## Task prompt
Transcribe every line exactly. Leave the pictures behind.

# Start of Working data

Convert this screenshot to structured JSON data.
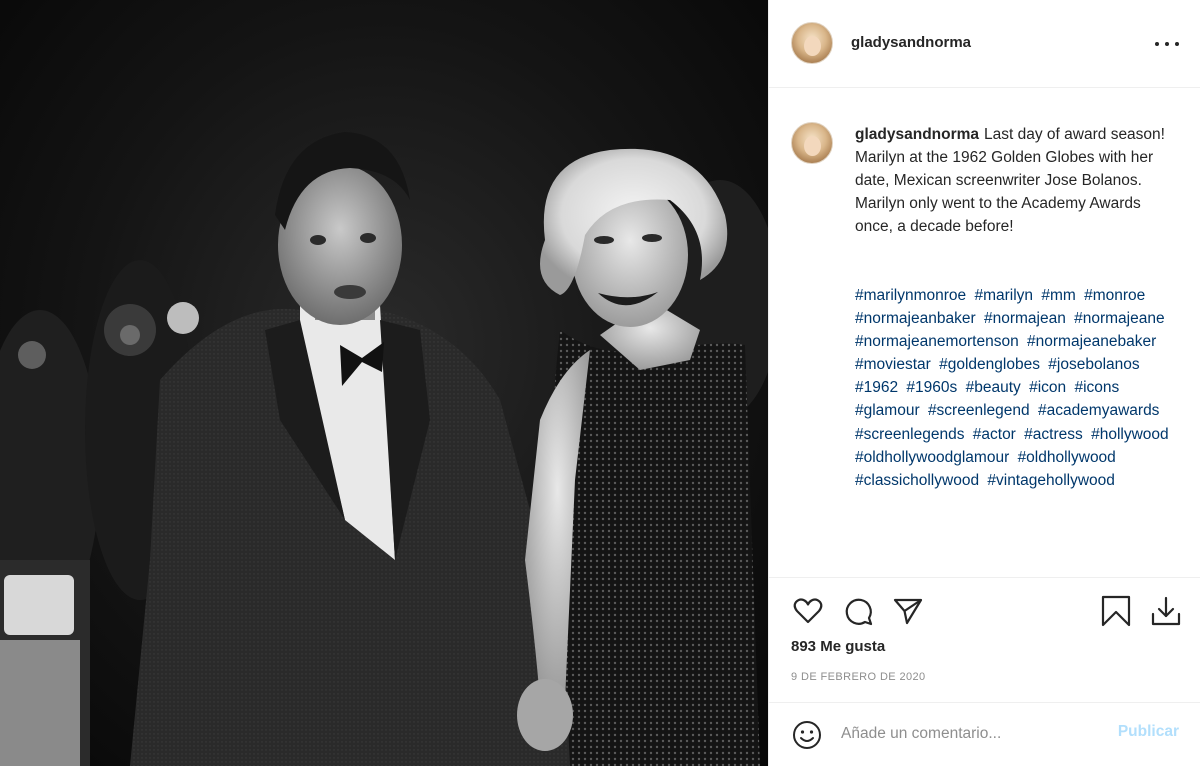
{
  "post": {
    "username": "gladysandnorma",
    "caption_text": "Last day of award season! Marilyn at the 1962 Golden Globes with her date, Mexican screenwriter Jose Bolanos. Marilyn only went to the Academy Awards once, a decade before!",
    "hashtags": [
      "#marilynmonroe",
      "#marilyn",
      "#mm",
      "#monroe",
      "#normajeanbaker",
      "#normajean",
      "#normajeane",
      "#normajeanemortenson",
      "#normajeanebaker",
      "#moviestar",
      "#goldenglobes",
      "#josebolanos",
      "#1962",
      "#1960s",
      "#beauty",
      "#icon",
      "#icons",
      "#glamour",
      "#screenlegend",
      "#academyawards",
      "#screenlegends",
      "#actor",
      "#actress",
      "#hollywood",
      "#oldhollywoodglamour",
      "#oldhollywood",
      "#classichollywood",
      "#vintagehollywood"
    ],
    "likes_text": "893 Me gusta",
    "date_text": "9 DE FEBRERO DE 2020"
  },
  "comment": {
    "placeholder": "Añade un comentario...",
    "publish_label": "Publicar"
  },
  "icons": {
    "more": "more-options-icon",
    "like": "heart-icon",
    "comment": "comment-icon",
    "share": "paper-plane-icon",
    "save": "bookmark-icon",
    "download": "download-icon",
    "emoji": "emoji-icon"
  },
  "colors": {
    "text": "#262626",
    "hashtag": "#00376b",
    "muted": "#8e8e8e",
    "publish_disabled": "#b2dffc",
    "border": "#efefef"
  }
}
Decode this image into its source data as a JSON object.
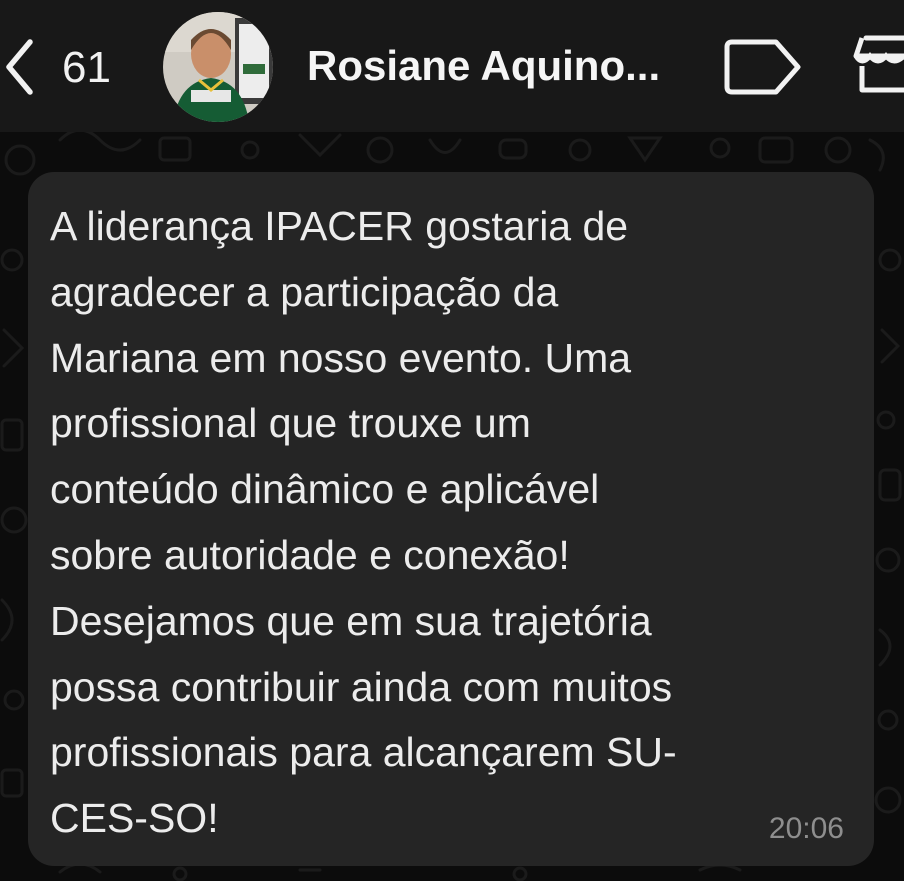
{
  "header": {
    "unread_count": "61",
    "contact_name": "Rosiane Aquino...",
    "icons": {
      "back": "chevron-left-icon",
      "label": "label-tag-icon",
      "store": "storefront-icon"
    }
  },
  "message": {
    "text": "A liderança IPACER gostaria de\nagradecer a participação da\nMariana em nosso evento. Uma\nprofissional que trouxe um\nconteúdo dinâmico e aplicável\nsobre autoridade e conexão!\nDesejamos que em sua trajetória\npossa contribuir ainda com muitos\nprofissionais para alcançarem SU-\nCES-SO!",
    "time": "20:06"
  },
  "colors": {
    "background": "#0c0c0c",
    "header": "#181818",
    "bubble": "#252525",
    "text": "#ececec",
    "timestamp": "#8e8e8e"
  }
}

# End of Working data

## Exercise output
Convert this screenshot to structured JSON data.
{
  "post": {
    "username": "gladysandnorma",
    "caption_text": "Last day of award season! Marilyn at the 1962 Golden Globes with her date, Mexican screenwriter Jose Bolanos. Marilyn only went to the Academy Awards once, a decade before!",
    "hashtags": [
      "#marilynmonroe",
      "#marilyn",
      "#mm",
      "#monroe",
      "#normajeanbaker",
      "#normajean",
      "#normajeane",
      "#normajeanemortenson",
      "#normajeanebaker",
      "#moviestar",
      "#goldenglobes",
      "#josebolanos",
      "#1962",
      "#1960s",
      "#beauty",
      "#icon",
      "#icons",
      "#glamour",
      "#screenlegend",
      "#academyawards",
      "#screenlegends",
      "#actor",
      "#actress",
      "#hollywood",
      "#oldhollywoodglamour",
      "#oldhollywood",
      "#classichollywood",
      "#vintagehollywood"
    ],
    "likes_text": "893 Me gusta",
    "date_text": "9 DE FEBRERO DE 2020"
  },
  "comment": {
    "placeholder": "Añade un comentario...",
    "publish_label": "Publicar"
  },
  "icons": {
    "more": "more-options-icon",
    "like": "heart-icon",
    "comment": "comment-icon",
    "share": "paper-plane-icon",
    "save": "bookmark-icon",
    "download": "download-icon",
    "emoji": "emoji-icon"
  },
  "colors": {
    "text": "#262626",
    "hashtag": "#00376b",
    "muted": "#8e8e8e",
    "publish_disabled": "#b2dffc",
    "border": "#efefef"
  }
}
Decode this image into its source data as a JSON object.
{
  "header": {
    "unread_count": "61",
    "contact_name": "Rosiane Aquino...",
    "icons": {
      "back": "chevron-left-icon",
      "label": "label-tag-icon",
      "store": "storefront-icon"
    }
  },
  "message": {
    "text": "A liderança IPACER gostaria de\nagradecer a participação da\nMariana em nosso evento. Uma\nprofissional que trouxe um\nconteúdo dinâmico e aplicável\nsobre autoridade e conexão!\nDesejamos que em sua trajetória\npossa contribuir ainda com muitos\nprofissionais para alcançarem SU-\nCES-SO!",
    "time": "20:06"
  },
  "colors": {
    "background": "#0c0c0c",
    "header": "#181818",
    "bubble": "#252525",
    "text": "#ececec",
    "timestamp": "#8e8e8e"
  }
}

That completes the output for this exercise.